[Dataset records]
⟨
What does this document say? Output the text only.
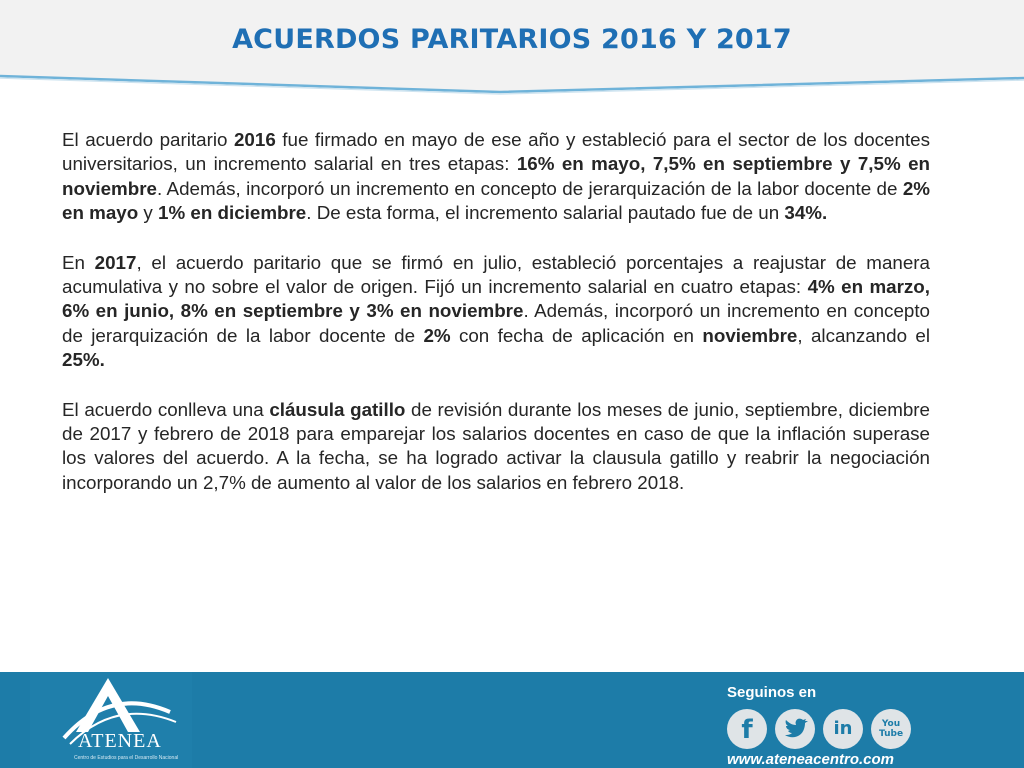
ACUERDOS PARITARIOS 2016 Y 2017

El acuerdo paritario 2016 fue firmado en mayo de ese año y estableció para el sector de los docentes universitarios, un incremento salarial en tres etapas: 16% en mayo, 7,5% en septiembre y 7,5% en noviembre. Además, incorporó un incremento en concepto de jerarquización de la labor docente de 2% en mayo y 1% en diciembre. De esta forma, el incremento salarial pautado fue de un 34%.

En 2017, el acuerdo paritario que se firmó en julio, estableció porcentajes a reajustar de manera acumulativa y no sobre el valor de origen. Fijó un incremento salarial en cuatro etapas: 4% en marzo, 6% en junio, 8% en septiembre y 3% en noviembre. Además, incorporó un incremento en concepto de jerarquización de la labor docente de 2% con fecha de aplicación en noviembre, alcanzando el 25%.

El acuerdo conlleva una cláusula gatillo de revisión durante los meses de junio, septiembre, diciembre de 2017 y febrero de 2018 para emparejar los salarios docentes en caso de que la inflación superase los valores del acuerdo. A la fecha, se ha logrado activar la clausula gatillo y reabrir la negociación incorporando un 2,7% de aumento al valor de los salarios en febrero 2018.

ATENEA
Centro de Estudios para el Desarrollo Nacional
Seguinos en
f	in	You
Tube
www.ateneacentro.com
⟩
The records above need to be given again exactly. Omit the pictures.

What does this document say? Output the text only.
ACUERDOS PARITARIOS 2016 Y 2017

El acuerdo paritario 2016 fue firmado en mayo de ese año y estableció para el sector de los docentes universitarios, un incremento salarial en tres etapas: 16% en mayo, 7,5% en septiembre y 7,5% en noviembre. Además, incorporó un incremento en concepto de jerarquización de la labor docente de 2% en mayo y 1% en diciembre. De esta forma, el incremento salarial pautado fue de un 34%.

En 2017, el acuerdo paritario que se firmó en julio, estableció porcentajes a reajustar de manera acumulativa y no sobre el valor de origen. Fijó un incremento salarial en cuatro etapas: 4% en marzo, 6% en junio, 8% en septiembre y 3% en noviembre. Además, incorporó un incremento en concepto de jerarquización de la labor docente de 2% con fecha de aplicación en noviembre, alcanzando el 25%.

El acuerdo conlleva una cláusula gatillo de revisión durante los meses de junio, septiembre, diciembre de 2017 y febrero de 2018 para emparejar los salarios docentes en caso de que la inflación superase los valores del acuerdo. A la fecha, se ha logrado activar la clausula gatillo y reabrir la negociación incorporando un 2,7% de aumento al valor de los salarios en febrero 2018.

ATENEA
Centro de Estudios para el Desarrollo Nacional
Seguinos en
f	in	You
Tube
www.ateneacentro.com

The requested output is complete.